## Page layout parsing data
****************************************
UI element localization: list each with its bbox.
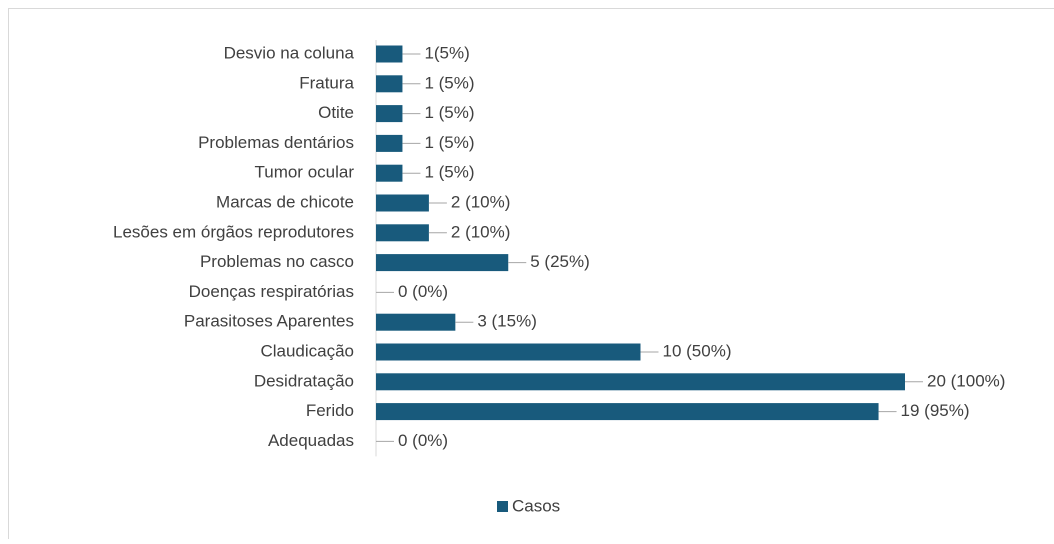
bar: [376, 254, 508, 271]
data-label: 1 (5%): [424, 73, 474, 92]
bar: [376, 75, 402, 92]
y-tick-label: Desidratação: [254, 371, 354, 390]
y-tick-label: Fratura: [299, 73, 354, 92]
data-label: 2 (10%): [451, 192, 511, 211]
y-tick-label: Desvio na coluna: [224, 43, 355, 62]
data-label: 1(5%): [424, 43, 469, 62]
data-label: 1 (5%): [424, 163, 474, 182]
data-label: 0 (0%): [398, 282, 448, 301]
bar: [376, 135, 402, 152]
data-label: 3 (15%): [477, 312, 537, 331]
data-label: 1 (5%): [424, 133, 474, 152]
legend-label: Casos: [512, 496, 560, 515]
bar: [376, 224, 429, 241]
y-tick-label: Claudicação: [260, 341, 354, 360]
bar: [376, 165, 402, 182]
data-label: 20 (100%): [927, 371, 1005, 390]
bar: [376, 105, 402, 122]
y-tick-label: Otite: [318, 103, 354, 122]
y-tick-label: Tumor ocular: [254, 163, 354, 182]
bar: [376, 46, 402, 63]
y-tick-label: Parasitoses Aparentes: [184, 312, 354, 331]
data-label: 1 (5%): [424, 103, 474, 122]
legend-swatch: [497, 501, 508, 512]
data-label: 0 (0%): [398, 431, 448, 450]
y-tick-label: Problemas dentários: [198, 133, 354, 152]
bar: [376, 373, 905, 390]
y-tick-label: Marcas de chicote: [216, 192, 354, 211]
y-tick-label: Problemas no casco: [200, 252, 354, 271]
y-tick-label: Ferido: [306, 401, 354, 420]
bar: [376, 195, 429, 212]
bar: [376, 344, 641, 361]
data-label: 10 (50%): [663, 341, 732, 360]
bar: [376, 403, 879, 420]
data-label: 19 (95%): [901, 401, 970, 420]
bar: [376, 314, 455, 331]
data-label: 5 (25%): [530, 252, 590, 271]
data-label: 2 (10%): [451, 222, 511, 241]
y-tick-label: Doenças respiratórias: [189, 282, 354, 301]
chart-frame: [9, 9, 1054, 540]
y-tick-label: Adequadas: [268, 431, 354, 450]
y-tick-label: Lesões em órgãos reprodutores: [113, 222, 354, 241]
****************************************
## Task to carry out
Reproduce every entry above in full and exactly, though not its pictures.

## Result
UI element localization: list each with its bbox.
bar: [376, 254, 508, 271]
data-label: 1 (5%): [424, 73, 474, 92]
bar: [376, 75, 402, 92]
y-tick-label: Desidratação: [254, 371, 354, 390]
y-tick-label: Fratura: [299, 73, 354, 92]
data-label: 2 (10%): [451, 192, 511, 211]
y-tick-label: Desvio na coluna: [224, 43, 355, 62]
data-label: 1(5%): [424, 43, 469, 62]
data-label: 1 (5%): [424, 163, 474, 182]
data-label: 0 (0%): [398, 282, 448, 301]
bar: [376, 135, 402, 152]
data-label: 3 (15%): [477, 312, 537, 331]
data-label: 1 (5%): [424, 133, 474, 152]
legend-label: Casos: [512, 496, 560, 515]
bar: [376, 224, 429, 241]
y-tick-label: Claudicação: [260, 341, 354, 360]
bar: [376, 165, 402, 182]
data-label: 20 (100%): [927, 371, 1005, 390]
bar: [376, 105, 402, 122]
y-tick-label: Otite: [318, 103, 354, 122]
y-tick-label: Tumor ocular: [254, 163, 354, 182]
bar: [376, 46, 402, 63]
y-tick-label: Parasitoses Aparentes: [184, 312, 354, 331]
data-label: 1 (5%): [424, 103, 474, 122]
legend-swatch: [497, 501, 508, 512]
data-label: 0 (0%): [398, 431, 448, 450]
y-tick-label: Problemas dentários: [198, 133, 354, 152]
bar: [376, 373, 905, 390]
y-tick-label: Marcas de chicote: [216, 192, 354, 211]
y-tick-label: Problemas no casco: [200, 252, 354, 271]
y-tick-label: Ferido: [306, 401, 354, 420]
bar: [376, 195, 429, 212]
bar: [376, 344, 641, 361]
data-label: 10 (50%): [663, 341, 732, 360]
bar: [376, 403, 879, 420]
data-label: 19 (95%): [901, 401, 970, 420]
bar: [376, 314, 455, 331]
data-label: 5 (25%): [530, 252, 590, 271]
data-label: 2 (10%): [451, 222, 511, 241]
y-tick-label: Doenças respiratórias: [189, 282, 354, 301]
chart-frame: [9, 9, 1054, 540]
y-tick-label: Adequadas: [268, 431, 354, 450]
y-tick-label: Lesões em órgãos reprodutores: [113, 222, 354, 241]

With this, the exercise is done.